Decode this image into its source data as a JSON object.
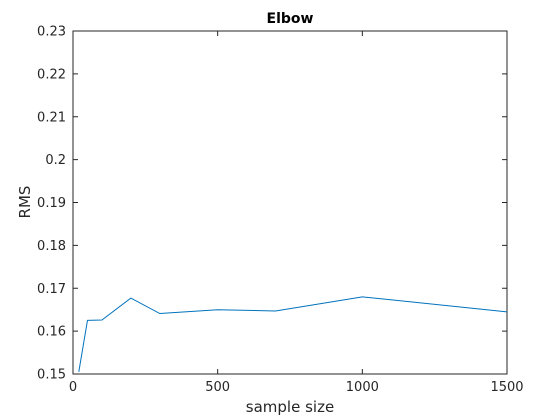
{
  "chart_data": {
    "type": "line",
    "title": "Elbow",
    "xlabel": "sample size",
    "ylabel": "RMS",
    "xlim": [
      0,
      1500
    ],
    "ylim": [
      0.15,
      0.23
    ],
    "xticks": [
      0,
      500,
      1000,
      1500
    ],
    "xtick_labels": [
      "0",
      "500",
      "1000",
      "1500"
    ],
    "yticks": [
      0.15,
      0.16,
      0.17,
      0.18,
      0.19,
      0.2,
      0.21,
      0.22,
      0.23
    ],
    "ytick_labels": [
      "0.15",
      "0.16",
      "0.17",
      "0.18",
      "0.19",
      "0.2",
      "0.21",
      "0.22",
      "0.23"
    ],
    "grid": false,
    "series": [
      {
        "color": "#0072bd",
        "x": [
          20,
          50,
          100,
          200,
          300,
          500,
          700,
          1000,
          1500
        ],
        "y": [
          0.1505,
          0.1625,
          0.1626,
          0.1677,
          0.1641,
          0.165,
          0.1647,
          0.168,
          0.1645
        ]
      }
    ]
  }
}
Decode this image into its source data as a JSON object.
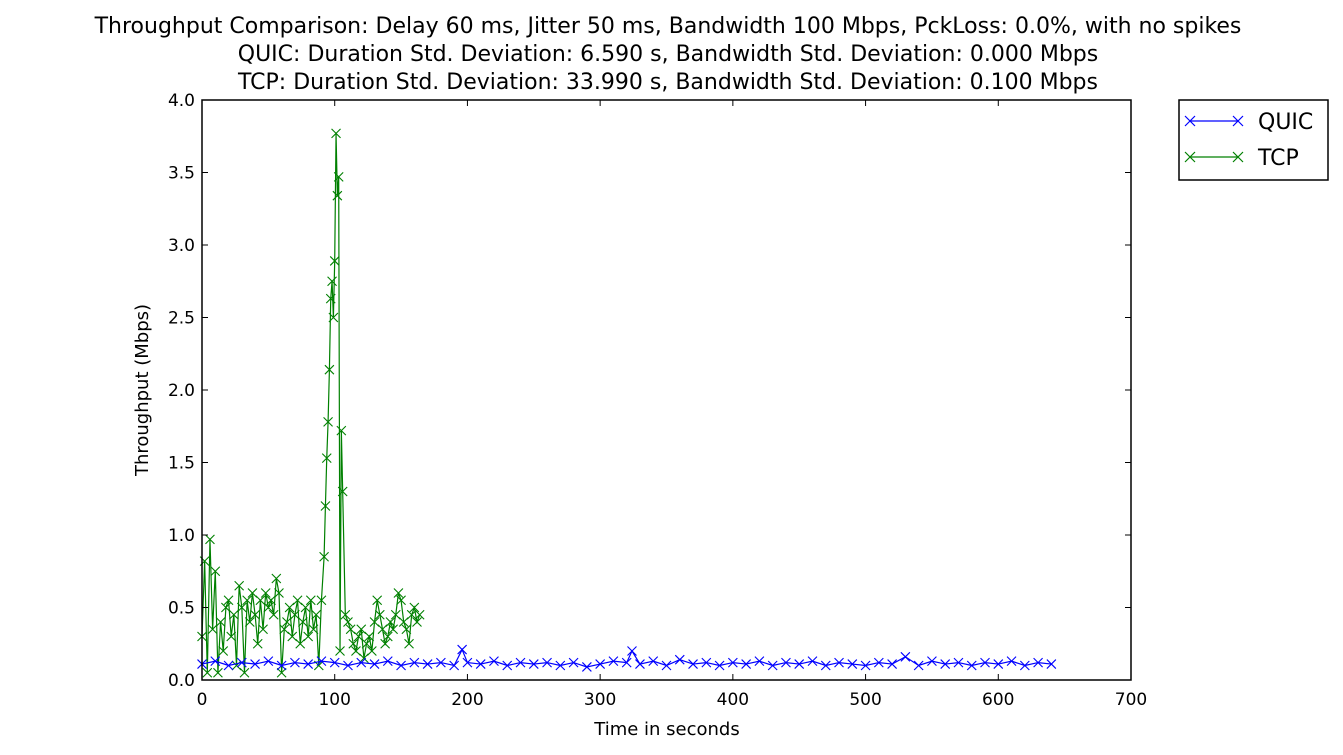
{
  "chart_data": {
    "type": "line",
    "title_lines": [
      "Throughput Comparison: Delay 60 ms, Jitter 50 ms, Bandwidth 100 Mbps, PckLoss: 0.0%, with no spikes",
      "QUIC: Duration Std. Deviation: 6.590 s, Bandwidth Std. Deviation: 0.000 Mbps",
      "TCP: Duration Std. Deviation: 33.990 s, Bandwidth Std. Deviation: 0.100 Mbps"
    ],
    "xlabel": "Time in seconds",
    "ylabel": "Throughput (Mbps)",
    "xlim": [
      0,
      700
    ],
    "ylim": [
      0,
      4.0
    ],
    "xticks": [
      0,
      100,
      200,
      300,
      400,
      500,
      600,
      700
    ],
    "xtick_labels": [
      "0",
      "100",
      "200",
      "300",
      "400",
      "500",
      "600",
      "700"
    ],
    "yticks": [
      0,
      0.5,
      1.0,
      1.5,
      2.0,
      2.5,
      3.0,
      3.5,
      4.0
    ],
    "ytick_labels": [
      "0.0",
      "0.5",
      "1.0",
      "1.5",
      "2.0",
      "2.5",
      "3.0",
      "3.5",
      "4.0"
    ],
    "grid": false,
    "legend_position": "outside-top-right",
    "marker": "x",
    "series": [
      {
        "name": "QUIC",
        "color": "#0000ff",
        "x": [
          0,
          10,
          20,
          30,
          40,
          50,
          60,
          70,
          80,
          90,
          100,
          110,
          120,
          130,
          140,
          150,
          160,
          170,
          180,
          190,
          196,
          200,
          210,
          220,
          230,
          240,
          250,
          260,
          270,
          280,
          290,
          300,
          310,
          320,
          324,
          330,
          340,
          350,
          360,
          370,
          380,
          390,
          400,
          410,
          420,
          430,
          440,
          450,
          460,
          470,
          480,
          490,
          500,
          510,
          520,
          530,
          540,
          550,
          560,
          570,
          580,
          590,
          600,
          610,
          620,
          630,
          640
        ],
        "y": [
          0.11,
          0.13,
          0.1,
          0.12,
          0.11,
          0.13,
          0.1,
          0.12,
          0.11,
          0.13,
          0.12,
          0.1,
          0.12,
          0.11,
          0.13,
          0.1,
          0.12,
          0.11,
          0.12,
          0.1,
          0.21,
          0.12,
          0.11,
          0.13,
          0.1,
          0.12,
          0.11,
          0.12,
          0.1,
          0.12,
          0.09,
          0.11,
          0.13,
          0.12,
          0.2,
          0.11,
          0.13,
          0.1,
          0.14,
          0.11,
          0.12,
          0.1,
          0.12,
          0.11,
          0.13,
          0.1,
          0.12,
          0.11,
          0.13,
          0.1,
          0.12,
          0.11,
          0.1,
          0.12,
          0.11,
          0.16,
          0.1,
          0.13,
          0.11,
          0.12,
          0.1,
          0.12,
          0.11,
          0.13,
          0.1,
          0.12,
          0.11
        ]
      },
      {
        "name": "TCP",
        "color": "#008000",
        "x": [
          0,
          2,
          4,
          6,
          8,
          10,
          12,
          14,
          16,
          18,
          20,
          22,
          24,
          26,
          28,
          30,
          32,
          34,
          36,
          38,
          40,
          42,
          44,
          46,
          48,
          50,
          52,
          54,
          56,
          58,
          60,
          62,
          64,
          66,
          68,
          70,
          72,
          74,
          76,
          78,
          80,
          82,
          84,
          86,
          88,
          90,
          92,
          93,
          94,
          95,
          96,
          97,
          98,
          99,
          100,
          101,
          102,
          103,
          104,
          105,
          106,
          108,
          110,
          112,
          114,
          116,
          118,
          120,
          122,
          124,
          126,
          128,
          130,
          132,
          134,
          136,
          138,
          140,
          142,
          144,
          146,
          148,
          150,
          152,
          154,
          156,
          158,
          160,
          162,
          164
        ],
        "y": [
          0.3,
          0.82,
          0.05,
          0.97,
          0.35,
          0.75,
          0.05,
          0.4,
          0.2,
          0.5,
          0.55,
          0.3,
          0.45,
          0.1,
          0.65,
          0.5,
          0.05,
          0.55,
          0.4,
          0.6,
          0.45,
          0.25,
          0.55,
          0.35,
          0.6,
          0.5,
          0.55,
          0.45,
          0.7,
          0.6,
          0.05,
          0.35,
          0.4,
          0.5,
          0.3,
          0.45,
          0.55,
          0.25,
          0.4,
          0.5,
          0.3,
          0.55,
          0.35,
          0.45,
          0.1,
          0.55,
          0.85,
          1.2,
          1.53,
          1.78,
          2.14,
          2.63,
          2.75,
          2.5,
          2.89,
          3.77,
          3.34,
          3.47,
          0.2,
          1.72,
          1.3,
          0.45,
          0.4,
          0.35,
          0.25,
          0.2,
          0.3,
          0.35,
          0.15,
          0.25,
          0.3,
          0.2,
          0.4,
          0.55,
          0.45,
          0.35,
          0.25,
          0.3,
          0.4,
          0.35,
          0.45,
          0.6,
          0.55,
          0.4,
          0.35,
          0.25,
          0.45,
          0.5,
          0.4,
          0.45
        ]
      }
    ]
  }
}
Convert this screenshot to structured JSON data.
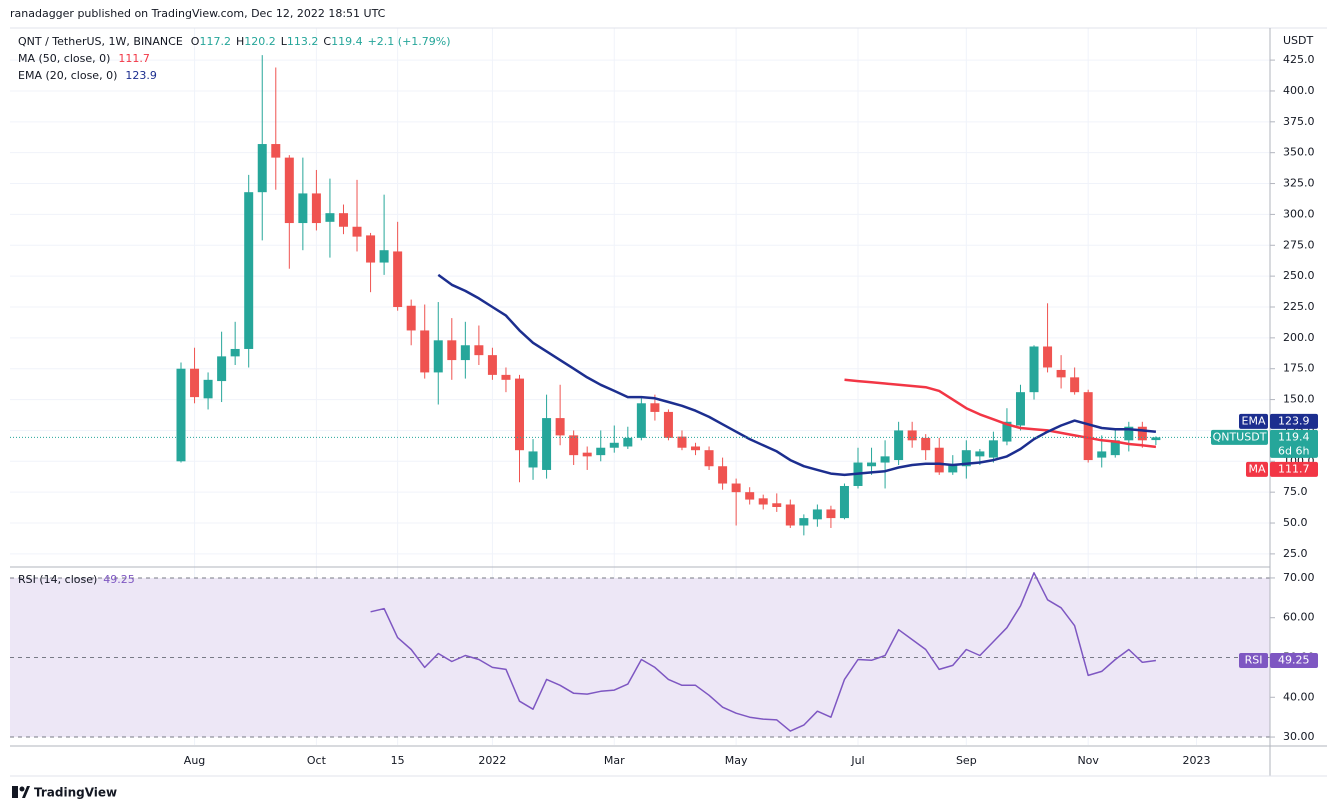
{
  "published": "ranadagger published on TradingView.com, Dec 12, 2022 18:51 UTC",
  "brand": "TradingView",
  "chart_data": [
    {
      "type": "candlestick",
      "symbol": "QNT / TetherUS, 1W, BINANCE",
      "ohlc_labels": [
        "O",
        "H",
        "L",
        "C"
      ],
      "change": "+2.1 (+1.79%)",
      "unit": "USDT",
      "ticker": "QNTUSDT",
      "countdown": "6d 6h",
      "up_color": "#26a69a",
      "down_color": "#ef5350",
      "grid": true,
      "categories": [
        null,
        "Aug",
        null,
        null,
        null,
        null,
        null,
        null,
        null,
        null,
        "Oct",
        null,
        null,
        null,
        null,
        null,
        "15",
        null,
        null,
        null,
        null,
        null,
        null,
        "2022",
        null,
        null,
        null,
        null,
        null,
        null,
        null,
        null,
        "Mar",
        null,
        null,
        null,
        null,
        null,
        null,
        null,
        null,
        "May",
        null,
        null,
        null,
        null,
        null,
        null,
        null,
        null,
        "Jul",
        null,
        null,
        null,
        null,
        null,
        null,
        null,
        "Sep",
        null,
        null,
        null,
        null,
        null,
        null,
        null,
        null,
        "Nov",
        null,
        null,
        null,
        null,
        null,
        null,
        null,
        "2023"
      ],
      "open": [
        100,
        175,
        151,
        165,
        185,
        191,
        318,
        357,
        346,
        293,
        317,
        294,
        301,
        290,
        283,
        261,
        270,
        226,
        206,
        172,
        198,
        182,
        194,
        186,
        170,
        167,
        95,
        93,
        135,
        121,
        107,
        105,
        111,
        112,
        119,
        147,
        140,
        120,
        112,
        109,
        96,
        82,
        75,
        70,
        66,
        65,
        48,
        53,
        61,
        54,
        80,
        96,
        99,
        101,
        125,
        119,
        111,
        91,
        96,
        104,
        103,
        116,
        129,
        156,
        193,
        174,
        168,
        156,
        103,
        105,
        117,
        128,
        117.2,
        null,
        null,
        null
      ],
      "high": [
        180,
        192,
        172,
        205,
        213,
        332,
        429,
        419,
        348,
        346,
        336,
        329,
        308,
        328,
        285,
        316,
        294,
        231,
        227,
        229,
        216,
        213,
        210,
        192,
        176,
        170,
        118,
        154,
        162,
        125,
        112,
        125,
        129,
        128,
        151,
        154,
        142,
        125,
        115,
        112,
        103,
        86,
        79,
        73,
        74,
        69,
        57,
        65,
        64,
        82,
        111,
        111,
        117,
        132,
        132,
        122,
        119,
        105,
        117,
        110,
        124,
        143,
        162,
        194,
        228,
        186,
        176,
        158,
        121,
        125,
        132,
        132,
        120.2,
        null,
        null,
        null
      ],
      "low": [
        99,
        147,
        142,
        148,
        178,
        176,
        279,
        320,
        256,
        271,
        287,
        265,
        284,
        270,
        237,
        251,
        222,
        194,
        167,
        146,
        166,
        167,
        178,
        166,
        156,
        83,
        85,
        86,
        113,
        97,
        93,
        100,
        107,
        110,
        117,
        133,
        117,
        109,
        105,
        93,
        77,
        48,
        65,
        61,
        59,
        46,
        40,
        47,
        46,
        53,
        78,
        89,
        78,
        97,
        111,
        101,
        89,
        89,
        86,
        97,
        99,
        113,
        125,
        150,
        172,
        159,
        154,
        99,
        95,
        103,
        108,
        111,
        113.2,
        null,
        null,
        null
      ],
      "close": [
        175,
        152,
        166,
        185,
        191,
        318,
        357,
        346,
        293,
        317,
        293,
        301,
        290,
        282,
        261,
        271,
        225,
        206,
        172,
        198,
        182,
        194,
        186,
        170,
        166,
        109,
        108,
        135,
        121,
        105,
        104,
        111,
        115,
        119,
        147,
        140,
        119,
        111,
        109,
        96,
        82,
        75,
        69,
        65,
        63,
        48,
        54,
        61,
        54,
        80,
        99,
        99,
        104,
        125,
        117,
        109,
        91,
        97,
        109,
        108,
        117,
        132,
        156,
        193,
        176,
        168,
        156,
        101,
        108,
        117,
        128,
        117,
        119.4,
        null,
        null,
        null
      ],
      "overlays": [
        {
          "name": "MA (50, close, 0)",
          "tag": "MA",
          "color": "#f23645",
          "values": [
            null,
            null,
            null,
            null,
            null,
            null,
            null,
            null,
            null,
            null,
            null,
            null,
            null,
            null,
            null,
            null,
            null,
            null,
            null,
            null,
            null,
            null,
            null,
            null,
            null,
            null,
            null,
            null,
            null,
            null,
            null,
            null,
            null,
            null,
            null,
            null,
            null,
            null,
            null,
            null,
            null,
            null,
            null,
            null,
            null,
            null,
            null,
            null,
            null,
            166,
            165,
            164,
            163,
            162,
            161,
            160,
            157,
            150,
            143,
            138,
            134,
            130,
            127,
            126,
            125,
            123,
            121,
            119,
            117,
            116,
            114,
            113,
            111.7,
            null,
            null,
            null
          ]
        },
        {
          "name": "EMA (20, close, 0)",
          "tag": "EMA",
          "color": "#1c2e8f",
          "values": [
            null,
            null,
            null,
            null,
            null,
            null,
            null,
            null,
            null,
            null,
            null,
            null,
            null,
            null,
            null,
            null,
            null,
            null,
            null,
            251,
            243,
            238,
            232,
            225,
            218,
            206,
            196,
            189,
            182,
            175,
            168,
            162,
            157,
            152,
            152,
            151,
            148,
            145,
            141,
            136,
            130,
            124,
            118,
            113,
            108,
            101,
            96,
            93,
            90,
            89,
            90,
            91,
            92,
            95,
            97,
            98,
            98,
            97,
            98,
            99,
            101,
            104,
            110,
            118,
            124,
            129,
            133,
            130,
            127,
            126,
            126,
            125,
            123.9,
            null,
            null,
            null
          ]
        }
      ],
      "ylim": [
        16,
        451
      ],
      "yticks": [
        {
          "value": 25,
          "label": "25.0"
        },
        {
          "value": 50,
          "label": "50.0"
        },
        {
          "value": 75,
          "label": "75.0"
        },
        {
          "value": 100,
          "label": "100.0"
        },
        {
          "value": 125,
          "label": "125.0"
        },
        {
          "value": 150,
          "label": "150.0"
        },
        {
          "value": 175,
          "label": "175.0"
        },
        {
          "value": 200,
          "label": "200.0"
        },
        {
          "value": 225,
          "label": "225.0"
        },
        {
          "value": 250,
          "label": "250.0"
        },
        {
          "value": 275,
          "label": "275.0"
        },
        {
          "value": 300,
          "label": "300.0"
        },
        {
          "value": 325,
          "label": "325.0"
        },
        {
          "value": 350,
          "label": "350.0"
        },
        {
          "value": 375,
          "label": "375.0"
        },
        {
          "value": 400,
          "label": "400.0"
        },
        {
          "value": 425,
          "label": "425.0"
        }
      ]
    },
    {
      "type": "line",
      "name": "RSI (14, close)",
      "tag": "RSI",
      "color": "#7e57c2",
      "band_color": "#ede7f6",
      "levels": [
        30,
        50,
        70
      ],
      "values": [
        null,
        null,
        null,
        null,
        null,
        null,
        null,
        null,
        null,
        null,
        null,
        null,
        null,
        null,
        61.5,
        62.3,
        55,
        52,
        47.5,
        51,
        49,
        50.5,
        49.5,
        47.5,
        47,
        39,
        37,
        44.5,
        43,
        41,
        40.8,
        41.5,
        41.8,
        43.3,
        49.5,
        47.5,
        44.5,
        43,
        43,
        40.5,
        37.5,
        36,
        35,
        34.5,
        34.3,
        31.5,
        33,
        36.5,
        35,
        44.5,
        49.5,
        49.3,
        50.5,
        57,
        54.5,
        52,
        47,
        48,
        52,
        50.5,
        54,
        57.5,
        63,
        71.3,
        64.5,
        62.5,
        58,
        45.5,
        46.5,
        49.5,
        52,
        48.8,
        49.25,
        null,
        null,
        null
      ],
      "ylim": [
        28,
        72.5
      ],
      "yticks": [
        {
          "value": 30,
          "label": "30.00"
        },
        {
          "value": 40,
          "label": "40.00"
        },
        {
          "value": 50,
          "label": "50.00"
        },
        {
          "value": 60,
          "label": "60.00"
        },
        {
          "value": 70,
          "label": "70.00"
        }
      ]
    }
  ]
}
.....
The required output is the number of lines containing the word "Bandwidth", and nothing besides.

3